## PROBLEM DESCRIPTION:
Repeat the entries below exactly as they appear, with no pictures.

## SOURCE DATA:
======

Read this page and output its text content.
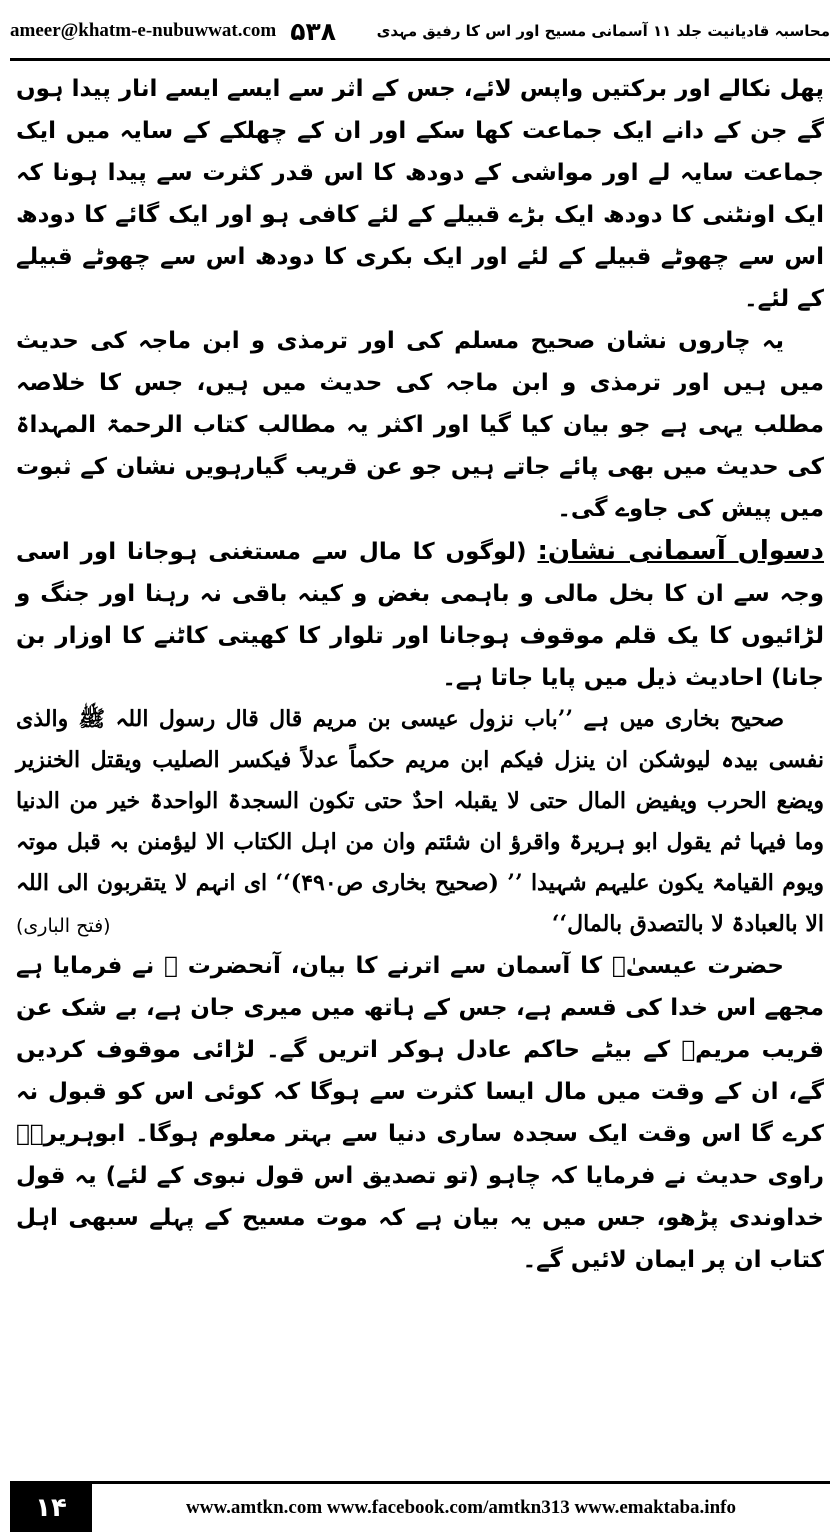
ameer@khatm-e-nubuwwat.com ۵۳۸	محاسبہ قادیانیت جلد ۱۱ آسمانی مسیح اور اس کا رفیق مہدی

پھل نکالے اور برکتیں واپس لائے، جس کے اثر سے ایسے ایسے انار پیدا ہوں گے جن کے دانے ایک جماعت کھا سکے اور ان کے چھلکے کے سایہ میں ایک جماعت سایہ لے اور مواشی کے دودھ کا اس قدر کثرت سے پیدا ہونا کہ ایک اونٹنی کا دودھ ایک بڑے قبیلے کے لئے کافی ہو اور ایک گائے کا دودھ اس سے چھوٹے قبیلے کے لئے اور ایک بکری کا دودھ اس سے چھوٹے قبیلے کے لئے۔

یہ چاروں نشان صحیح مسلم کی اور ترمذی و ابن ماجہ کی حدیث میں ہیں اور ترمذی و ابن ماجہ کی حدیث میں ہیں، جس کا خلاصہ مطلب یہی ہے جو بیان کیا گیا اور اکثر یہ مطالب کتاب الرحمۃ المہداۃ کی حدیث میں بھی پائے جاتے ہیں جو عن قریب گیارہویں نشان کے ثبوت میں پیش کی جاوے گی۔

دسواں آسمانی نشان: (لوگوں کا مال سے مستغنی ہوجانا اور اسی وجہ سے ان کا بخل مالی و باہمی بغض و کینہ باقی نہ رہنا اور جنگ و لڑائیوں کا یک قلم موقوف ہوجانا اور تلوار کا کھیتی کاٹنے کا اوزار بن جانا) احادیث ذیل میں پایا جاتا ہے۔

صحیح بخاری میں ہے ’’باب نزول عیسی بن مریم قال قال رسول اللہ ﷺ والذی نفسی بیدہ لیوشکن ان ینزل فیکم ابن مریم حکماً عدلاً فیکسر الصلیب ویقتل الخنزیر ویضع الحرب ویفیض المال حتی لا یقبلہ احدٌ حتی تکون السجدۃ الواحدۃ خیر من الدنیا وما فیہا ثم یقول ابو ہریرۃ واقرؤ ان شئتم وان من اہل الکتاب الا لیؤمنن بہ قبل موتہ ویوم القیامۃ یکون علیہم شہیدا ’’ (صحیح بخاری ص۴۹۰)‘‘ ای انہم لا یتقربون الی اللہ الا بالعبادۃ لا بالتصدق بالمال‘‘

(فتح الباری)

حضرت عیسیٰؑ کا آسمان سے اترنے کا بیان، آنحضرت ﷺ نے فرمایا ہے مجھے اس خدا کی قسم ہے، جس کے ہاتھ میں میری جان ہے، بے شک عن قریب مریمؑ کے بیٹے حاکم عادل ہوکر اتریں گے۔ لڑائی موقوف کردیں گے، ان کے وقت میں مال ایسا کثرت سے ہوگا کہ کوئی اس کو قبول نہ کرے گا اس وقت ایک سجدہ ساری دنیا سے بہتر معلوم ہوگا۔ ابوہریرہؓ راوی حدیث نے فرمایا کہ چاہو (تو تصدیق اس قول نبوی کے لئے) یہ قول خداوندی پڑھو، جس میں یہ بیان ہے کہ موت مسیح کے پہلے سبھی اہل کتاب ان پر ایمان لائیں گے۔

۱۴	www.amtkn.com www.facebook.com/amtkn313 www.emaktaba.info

======

## EXPECTED ANSWER:
Read this page and output its text content.
ameer@khatm-e-nubuwwat.com ۵۳۸	محاسبہ قادیانیت جلد ۱۱ آسمانی مسیح اور اس کا رفیق مہدی

پھل نکالے اور برکتیں واپس لائے، جس کے اثر سے ایسے ایسے انار پیدا ہوں گے جن کے دانے ایک جماعت کھا سکے اور ان کے چھلکے کے سایہ میں ایک جماعت سایہ لے اور مواشی کے دودھ کا اس قدر کثرت سے پیدا ہونا کہ ایک اونٹنی کا دودھ ایک بڑے قبیلے کے لئے کافی ہو اور ایک گائے کا دودھ اس سے چھوٹے قبیلے کے لئے اور ایک بکری کا دودھ اس سے چھوٹے قبیلے کے لئے۔

یہ چاروں نشان صحیح مسلم کی اور ترمذی و ابن ماجہ کی حدیث میں ہیں اور ترمذی و ابن ماجہ کی حدیث میں ہیں، جس کا خلاصہ مطلب یہی ہے جو بیان کیا گیا اور اکثر یہ مطالب کتاب الرحمۃ المہداۃ کی حدیث میں بھی پائے جاتے ہیں جو عن قریب گیارہویں نشان کے ثبوت میں پیش کی جاوے گی۔

دسواں آسمانی نشان: (لوگوں کا مال سے مستغنی ہوجانا اور اسی وجہ سے ان کا بخل مالی و باہمی بغض و کینہ باقی نہ رہنا اور جنگ و لڑائیوں کا یک قلم موقوف ہوجانا اور تلوار کا کھیتی کاٹنے کا اوزار بن جانا) احادیث ذیل میں پایا جاتا ہے۔

صحیح بخاری میں ہے ’’باب نزول عیسی بن مریم قال قال رسول اللہ ﷺ والذی نفسی بیدہ لیوشکن ان ینزل فیکم ابن مریم حکماً عدلاً فیکسر الصلیب ویقتل الخنزیر ویضع الحرب ویفیض المال حتی لا یقبلہ احدٌ حتی تکون السجدۃ الواحدۃ خیر من الدنیا وما فیہا ثم یقول ابو ہریرۃ واقرؤ ان شئتم وان من اہل الکتاب الا لیؤمنن بہ قبل موتہ ویوم القیامۃ یکون علیہم شہیدا ’’ (صحیح بخاری ص۴۹۰)‘‘ ای انہم لا یتقربون الی اللہ الا بالعبادۃ لا بالتصدق بالمال‘‘

(فتح الباری)

حضرت عیسیٰؑ کا آسمان سے اترنے کا بیان، آنحضرت ﷺ نے فرمایا ہے مجھے اس خدا کی قسم ہے، جس کے ہاتھ میں میری جان ہے، بے شک عن قریب مریمؑ کے بیٹے حاکم عادل ہوکر اتریں گے۔ لڑائی موقوف کردیں گے، ان کے وقت میں مال ایسا کثرت سے ہوگا کہ کوئی اس کو قبول نہ کرے گا اس وقت ایک سجدہ ساری دنیا سے بہتر معلوم ہوگا۔ ابوہریرہؓ راوی حدیث نے فرمایا کہ چاہو (تو تصدیق اس قول نبوی کے لئے) یہ قول خداوندی پڑھو، جس میں یہ بیان ہے کہ موت مسیح کے پہلے سبھی اہل کتاب ان پر ایمان لائیں گے۔

۱۴	www.amtkn.com www.facebook.com/amtkn313 www.emaktaba.info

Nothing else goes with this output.